● SET PROBLEM:
Report all lines holding "Membership".

● STORED DATA:
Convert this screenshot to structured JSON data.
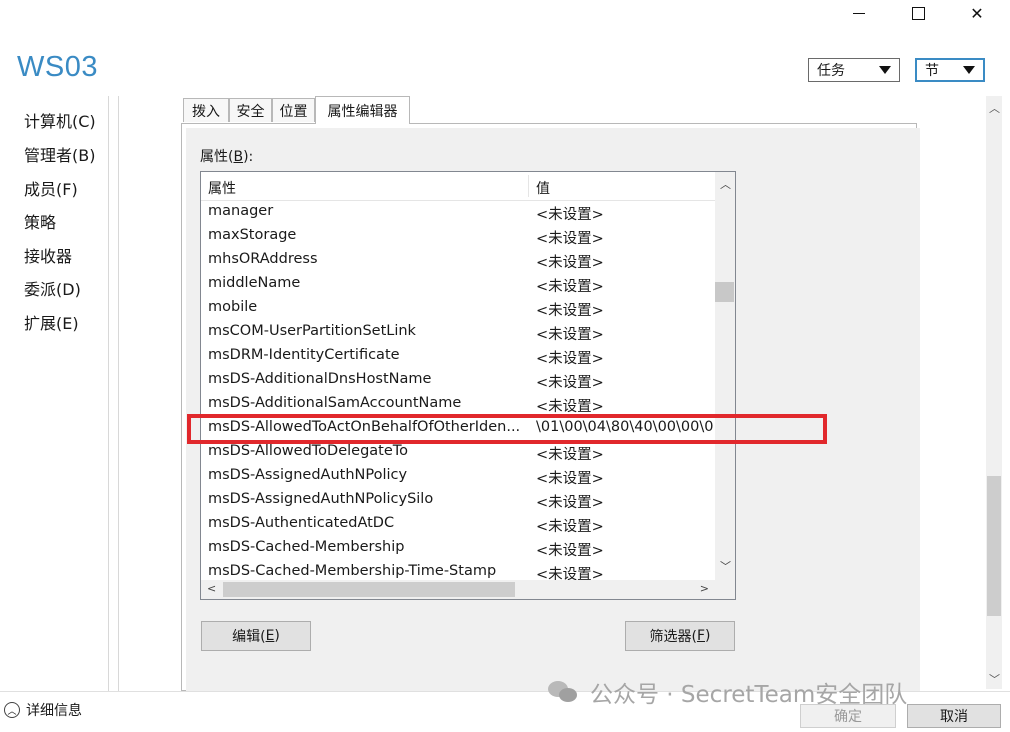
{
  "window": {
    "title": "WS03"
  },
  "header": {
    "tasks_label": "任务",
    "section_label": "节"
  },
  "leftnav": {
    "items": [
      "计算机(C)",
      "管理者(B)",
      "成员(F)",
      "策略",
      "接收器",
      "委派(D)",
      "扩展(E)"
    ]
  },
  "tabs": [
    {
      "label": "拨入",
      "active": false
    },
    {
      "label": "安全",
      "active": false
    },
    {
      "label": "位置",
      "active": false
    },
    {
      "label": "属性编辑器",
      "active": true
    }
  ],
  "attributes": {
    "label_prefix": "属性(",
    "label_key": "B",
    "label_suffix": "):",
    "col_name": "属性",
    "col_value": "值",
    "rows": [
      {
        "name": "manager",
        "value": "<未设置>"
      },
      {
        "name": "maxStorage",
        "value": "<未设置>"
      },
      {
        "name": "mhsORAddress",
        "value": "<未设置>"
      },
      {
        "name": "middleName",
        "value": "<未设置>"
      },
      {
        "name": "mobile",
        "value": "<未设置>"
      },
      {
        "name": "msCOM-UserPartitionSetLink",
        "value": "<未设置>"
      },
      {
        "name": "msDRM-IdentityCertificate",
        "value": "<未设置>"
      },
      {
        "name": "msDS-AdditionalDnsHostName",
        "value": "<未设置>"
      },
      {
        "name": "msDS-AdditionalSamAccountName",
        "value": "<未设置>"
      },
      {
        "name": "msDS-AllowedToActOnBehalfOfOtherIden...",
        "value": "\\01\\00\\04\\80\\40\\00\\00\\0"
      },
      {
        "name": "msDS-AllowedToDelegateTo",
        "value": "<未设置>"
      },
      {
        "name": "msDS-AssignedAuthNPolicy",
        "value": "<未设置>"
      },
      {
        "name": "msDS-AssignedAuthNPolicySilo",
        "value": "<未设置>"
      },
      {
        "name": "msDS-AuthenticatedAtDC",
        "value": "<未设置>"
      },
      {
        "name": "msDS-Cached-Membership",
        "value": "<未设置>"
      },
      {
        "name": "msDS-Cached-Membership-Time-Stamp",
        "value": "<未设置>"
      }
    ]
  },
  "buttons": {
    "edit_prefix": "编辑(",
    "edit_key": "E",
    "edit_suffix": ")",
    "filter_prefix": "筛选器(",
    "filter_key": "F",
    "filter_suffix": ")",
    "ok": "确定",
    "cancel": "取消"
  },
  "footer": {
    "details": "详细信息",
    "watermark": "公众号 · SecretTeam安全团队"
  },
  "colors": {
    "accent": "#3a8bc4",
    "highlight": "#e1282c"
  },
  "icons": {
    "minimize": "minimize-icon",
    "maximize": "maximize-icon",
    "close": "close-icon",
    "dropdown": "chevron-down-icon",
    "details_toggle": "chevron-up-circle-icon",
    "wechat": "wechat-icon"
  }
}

● REPLY:
        "name": "msDS-Cached-Membership",
        "name": "msDS-Cached-Membership-Time-Stamp",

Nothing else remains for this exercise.